_Dataset extract_

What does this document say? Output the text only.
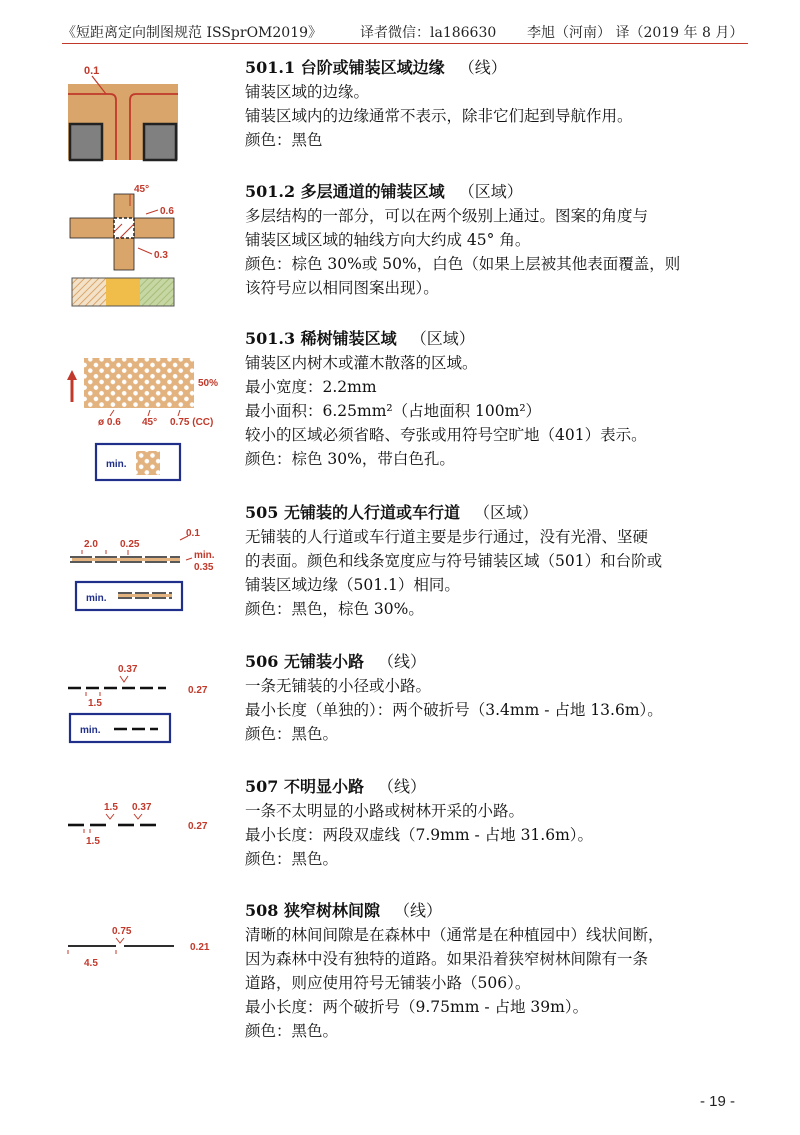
《短距离定向制图规范 ISSprOM2019》	译者微信：la186630 李旭（河南） 译（2019 年 8 月）
0.1	501.1 台阶或铺装区域边缘 （线）
铺装区域的边缘。
铺装区域内的边缘通常不表示，除非它们起到导航作用。
颜色：黑色
45°
0.6
0.3
501.2 多层通道的铺装区域 （区域）
多层结构的一部分，可以在两个级别上通过。图案的角度与
铺装区域区域的轴线方向大约成 45° 角。
颜色：棕色 30%或 50%，白色（如果上层被其他表面覆盖，则
该符号应以相同图案出现）。
50%
ø 0.6 45° 0.75 (CC)
min.
501.3 稀树铺装区域 （区域）
铺装区内树木或灌木散落的区域。
最小宽度：2.2mm
最小面积：6.25mm²（占地面积 100m²）
较小的区域必须省略、夸张或用符号空旷地（401）表示。
颜色：棕色 30%，带白色孔。
2.0 0.25
0.1
min.
0.35
min.
505 无铺装的人行道或车行道 （区域）
无铺装的人行道或车行道主要是步行通过，没有光滑、坚硬
的表面。颜色和线条宽度应与符号铺装区域（501）和台阶或
铺装区域边缘（501.1）相同。
颜色：黑色，棕色 30%。
0.37
1.5
0.27
min.
506 无铺装小路 （线）
一条无铺装的小径或小路。
最小长度（单独的）：两个破折号（3.4mm - 占地 13.6m）。
颜色：黑色。
1.5 0.37
1.5
0.27
507 不明显小路 （线）
一条不太明显的小路或树林开采的小路。
最小长度：两段双虚线（7.9mm - 占地 31.6m）。
颜色：黑色。
0.75
4.5
0.21
508 狭窄树林间隙 （线）
清晰的林间间隙是在森林中（通常是在种植园中）线状间断，
因为森林中没有独特的道路。如果沿着狭窄树林间隙有一条
道路，则应使用符号无铺装小路（506）。
最小长度：两个破折号（9.75mm - 占地 39m）。
颜色：黑色。
- 19 -
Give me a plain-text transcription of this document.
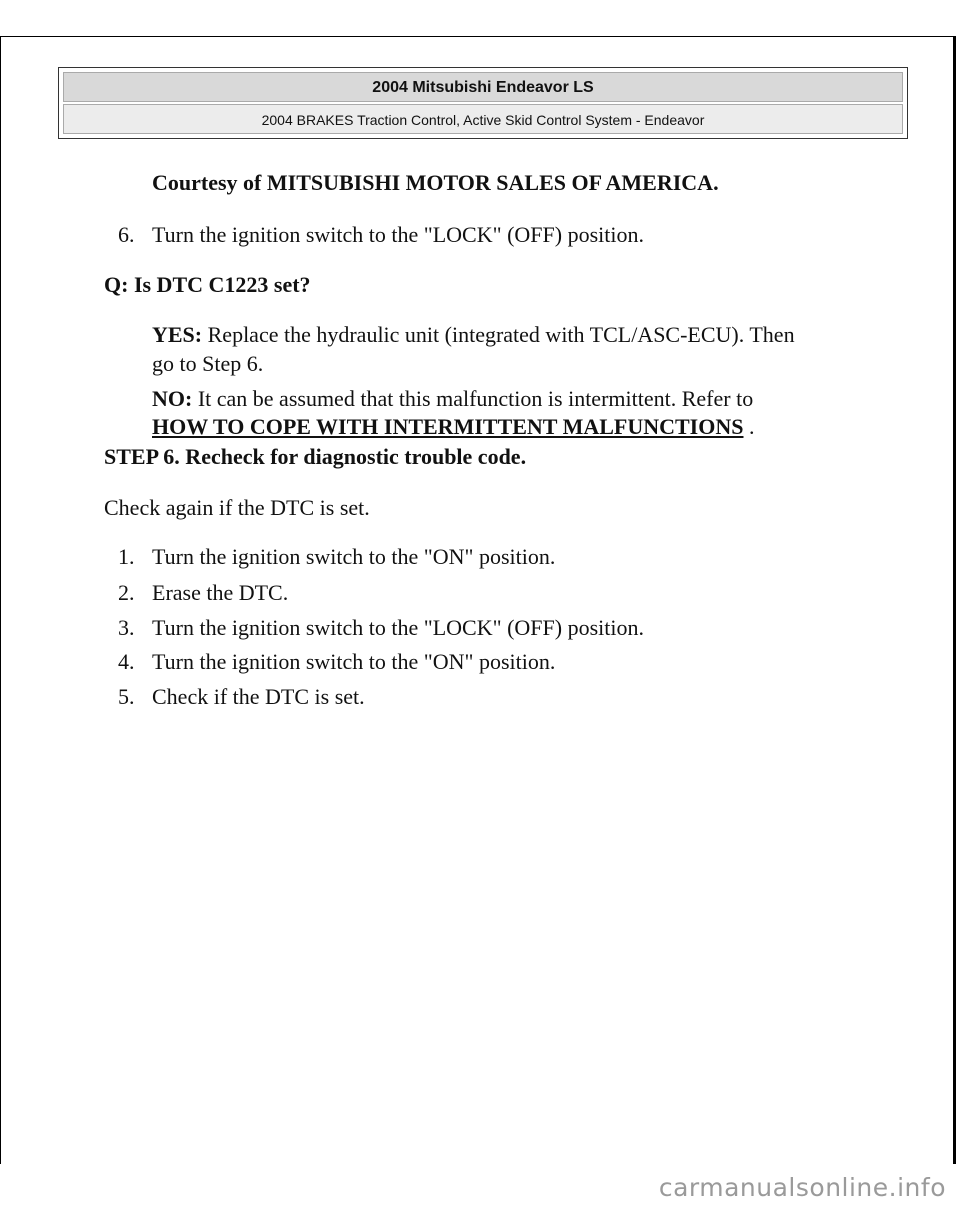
2004 Mitsubishi Endeavor LS
2004 BRAKES Traction Control, Active Skid Control System - Endeavor
Courtesy of MITSUBISHI MOTOR SALES OF AMERICA.
6. Turn the ignition switch to the "LOCK" (OFF) position.
Q: Is DTC C1223 set?
YES: Replace the hydraulic unit (integrated with TCL/ASC-ECU). Then
go to Step 6.
NO: It can be assumed that this malfunction is intermittent. Refer to
HOW TO COPE WITH INTERMITTENT MALFUNCTIONS .
STEP 6. Recheck for diagnostic trouble code.
Check again if the DTC is set.
1. Turn the ignition switch to the "ON" position.
2. Erase the DTC.
3. Turn the ignition switch to the "LOCK" (OFF) position.
4. Turn the ignition switch to the "ON" position.
5. Check if the DTC is set.
carmanualsonline.info
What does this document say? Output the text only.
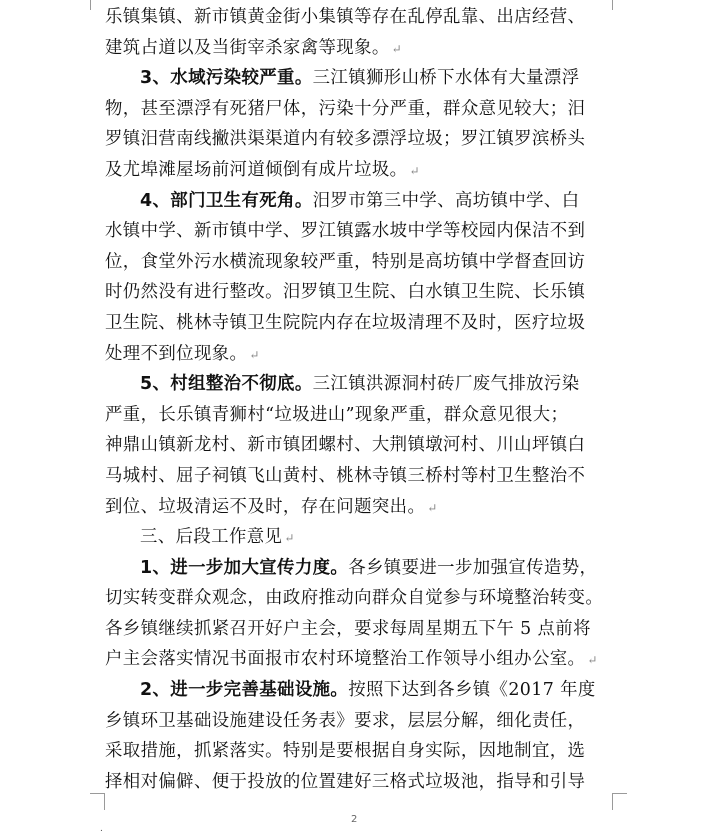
乐镇集镇、新市镇黄金街小集镇等存在乱停乱靠、出店经营、
建筑占道以及当街宰杀家禽等现象。 ↵
3、水域污染较严重。三江镇狮形山桥下水体有大量漂浮
物，甚至漂浮有死猪尸体，污染十分严重，群众意见较大；汨
罗镇汨营南线撇洪渠渠道内有较多漂浮垃圾；罗江镇罗滨桥头
及尤埠滩屋场前河道倾倒有成片垃圾。 ↵
4、部门卫生有死角。汨罗市第三中学、高坊镇中学、白
水镇中学、新市镇中学、罗江镇露水坡中学等校园内保洁不到
位，食堂外污水横流现象较严重，特别是高坊镇中学督查回访
时仍然没有进行整改。汨罗镇卫生院、白水镇卫生院、长乐镇
卫生院、桃林寺镇卫生院院内存在垃圾清理不及时，医疗垃圾
处理不到位现象。 ↵
5、村组整治不彻底。三江镇洪源洞村砖厂废气排放污染
严重，长乐镇青狮村“垃圾进山”现象严重，群众意见很大；
神鼎山镇新龙村、新市镇团螺村、大荆镇墩河村、川山坪镇白
马城村、屈子祠镇飞山黄村、桃林寺镇三桥村等村卫生整治不
到位、垃圾清运不及时，存在问题突出。 ↵
三、后段工作意见 ↵
1、进一步加大宣传力度。各乡镇要进一步加强宣传造势，
切实转变群众观念，由政府推动向群众自觉参与环境整治转变。
各乡镇继续抓紧召开好户主会，要求每周星期五下午 5 点前将
户主会落实情况书面报市农村环境整治工作领导小组办公室。 ↵
2、进一步完善基础设施。按照下达到各乡镇《2017 年度
乡镇环卫基础设施建设任务表》要求，层层分解，细化责任，
采取措施，抓紧落实。特别是要根据自身实际，因地制宜，选
择相对偏僻、便于投放的位置建好三格式垃圾池，指导和引导
2
.
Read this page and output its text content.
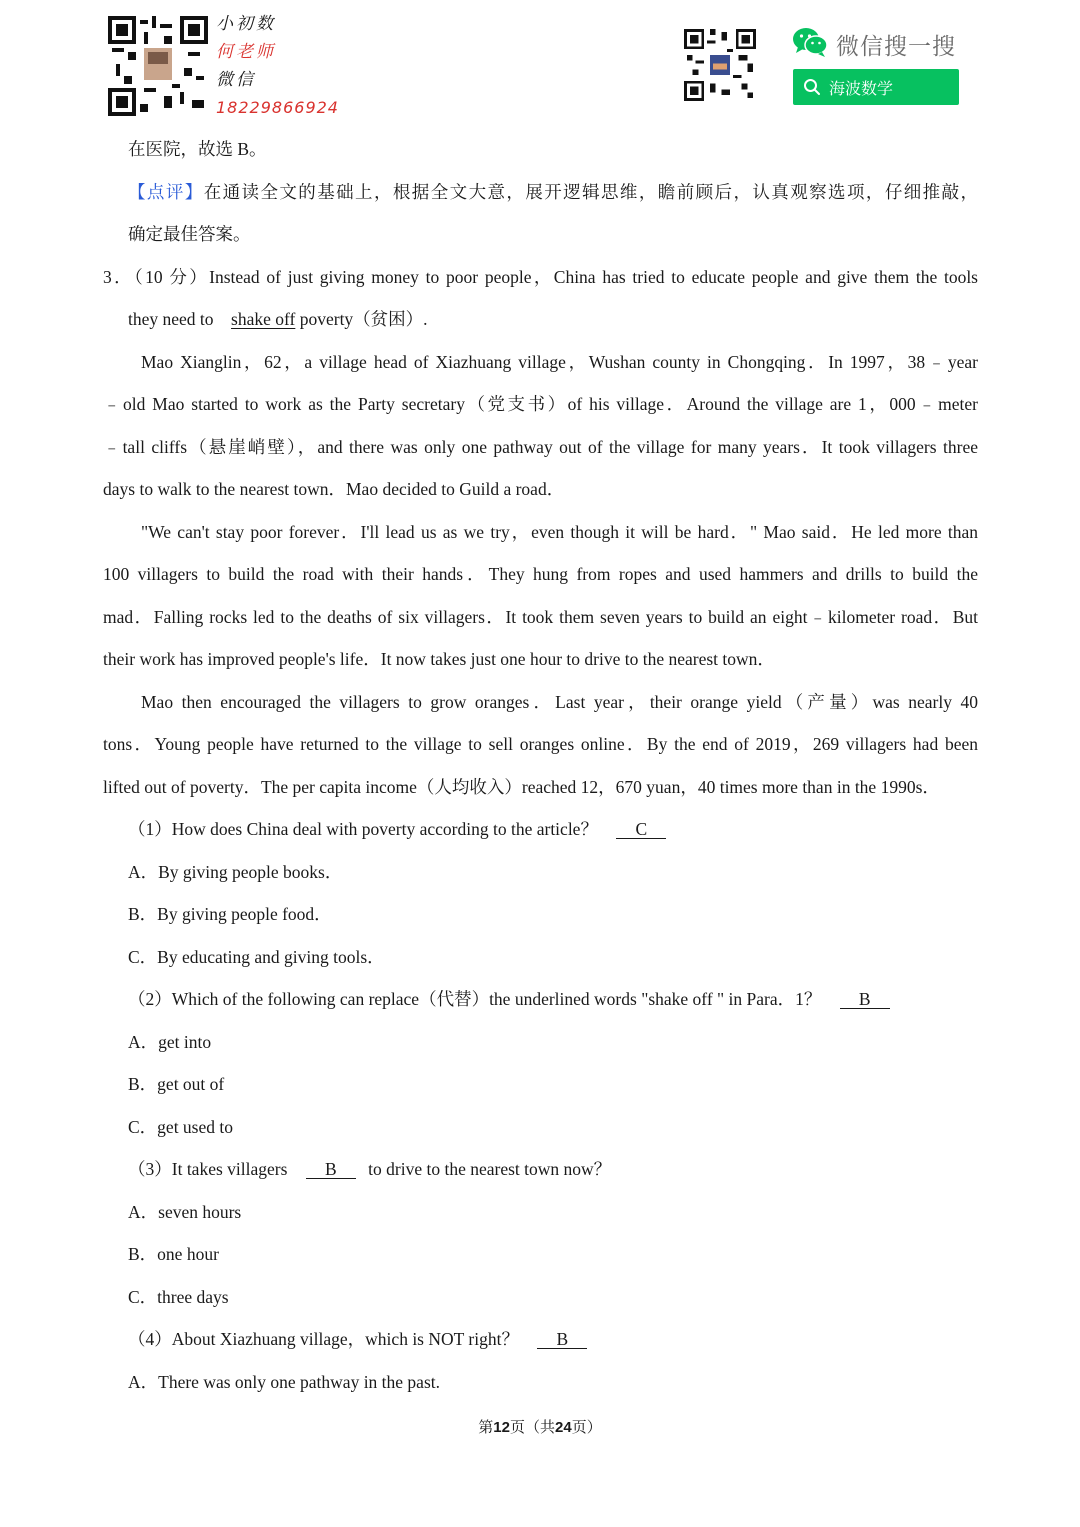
小初数
何老师
微信
18229866924
微信搜一搜
海波数学
在医院，故选 B。
【点评】在通读全文的基础上，根据全文大意，展开逻辑思维，瞻前顾后，认真观察选项，仔细推敲，
确定最佳答案。
3．（10 分）Instead of just giving money to poor people，China has tried to educate people and give them the tools
they need to shake off poverty（贫困）.
Mao Xianglin，62，a village head of Xiazhuang village，Wushan county in Chongqing．In 1997，38﹣year
﹣old Mao started to work as the Party secretary（党支书）of his village．Around the village are 1，000﹣meter
﹣tall cliffs（悬崖峭壁），and there was only one pathway out of the village for many years．It took villagers three
days to walk to the nearest town．Mao decided to Guild a road．
"We can't stay poor forever．I'll lead us as we try，even though it will be hard．" Mao said．He led more than
100 villagers to build the road with their hands．They hung from ropes and used hammers and drills to build the
mad．Falling rocks led to the deaths of six villagers．It took them seven years to build an eight﹣kilometer road．But
their work has improved people's life．It now takes just one hour to drive to the nearest town．
Mao then encouraged the villagers to grow oranges．Last year，their orange yield（产量）was nearly 40
tons．Young people have returned to the village to sell oranges online．By the end of 2019，269 villagers had been
lifted out of poverty．The per capita income（人均收入）reached 12，670 yuan，40 times more than in the 1990s．
（1）How does China deal with poverty according to the article？ C
A．By giving people books．
B．By giving people food．
C．By educating and giving tools．
（2）Which of the following can replace（代替）the underlined words "shake off " in Para．1？ B
A．get into
B．get out of
C．get used to
（3）It takes villagers B to drive to the nearest town now？
A．seven hours
B．one hour
C．three days
（4）About Xiazhuang village，which is NOT right？ B
A．There was only one pathway in the past.
第12页（共24页）
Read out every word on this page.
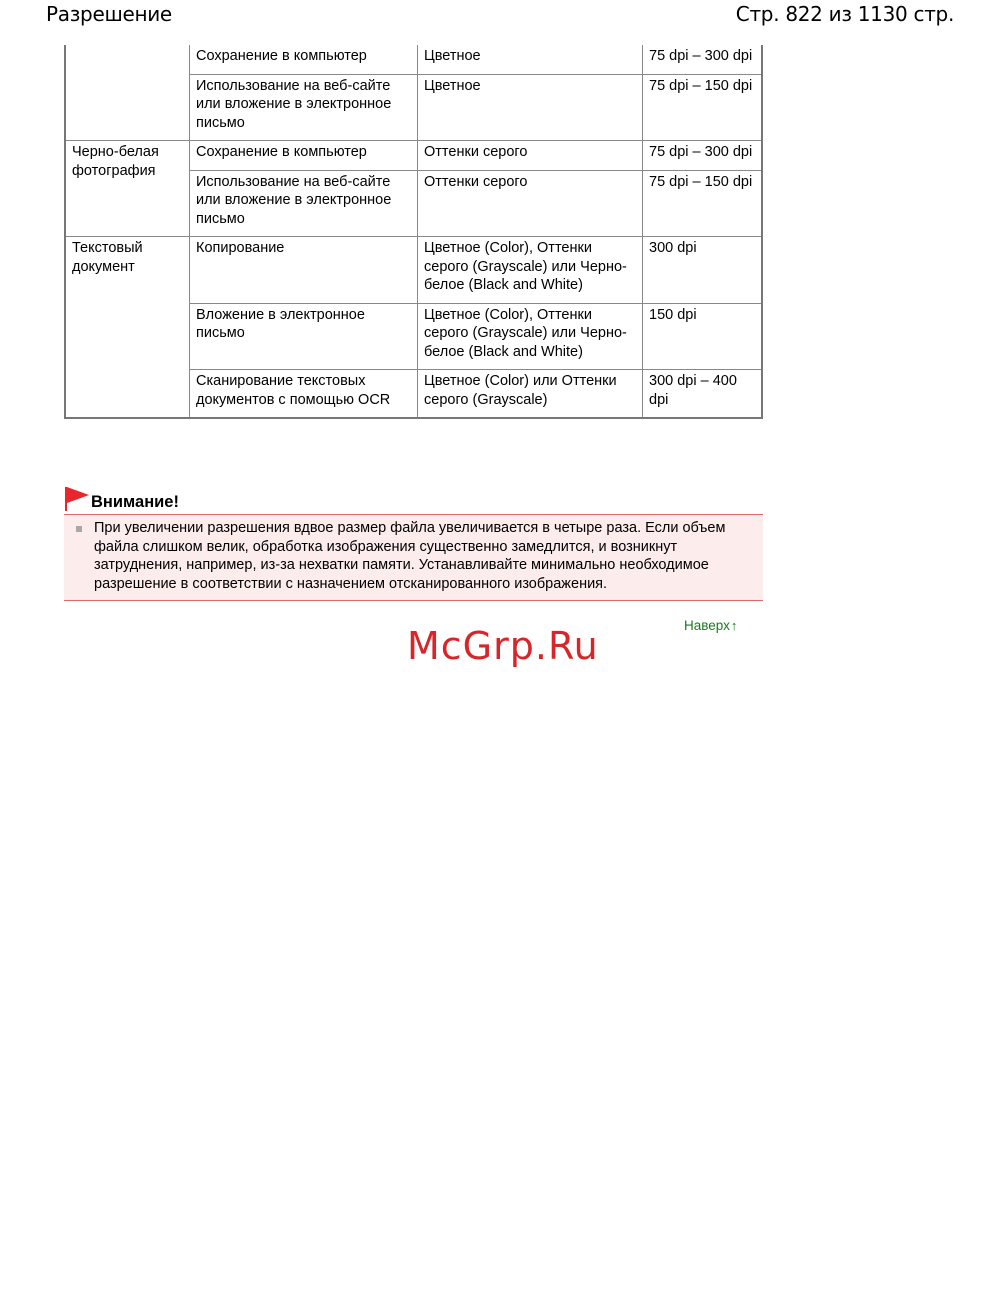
Разрешение	Стр. 822 из 1130 стр.
	Сохранение в компьютер	Цветное	75 dpi – 300 dpi
	Использование на веб-сайте или вложение в электронное письмо	Цветное	75 dpi – 150 dpi
Черно-белая фотография	Сохранение в компьютер	Оттенки серого	75 dpi – 300 dpi
	Использование на веб-сайте или вложение в электронное письмо	Оттенки серого	75 dpi – 150 dpi
Текстовый документ	Копирование	Цветное (Color), Оттенки серого (Grayscale) или Черно-белое (Black and White)	300 dpi
	Вложение в электронное письмо	Цветное (Color), Оттенки серого (Grayscale) или Черно-белое (Black and White)	150 dpi
	Сканирование текстовых документов с помощью OCR	Цветное (Color) или Оттенки серого (Grayscale)	300 dpi – 400 dpi
Внимание!
При увеличении разрешения вдвое размер файла увеличивается в четыре раза. Если объем файла слишком велик, обработка изображения существенно замедлится, и возникнут затруднения, например, из-за нехватки памяти. Устанавливайте минимально необходимое разрешение в соответствии с назначением отсканированного изображения.
Наверх↑
McGrp.Ru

_Challenge_
Only a number is wanted: how many lines of the data above contain "switch"?

_Answer_
4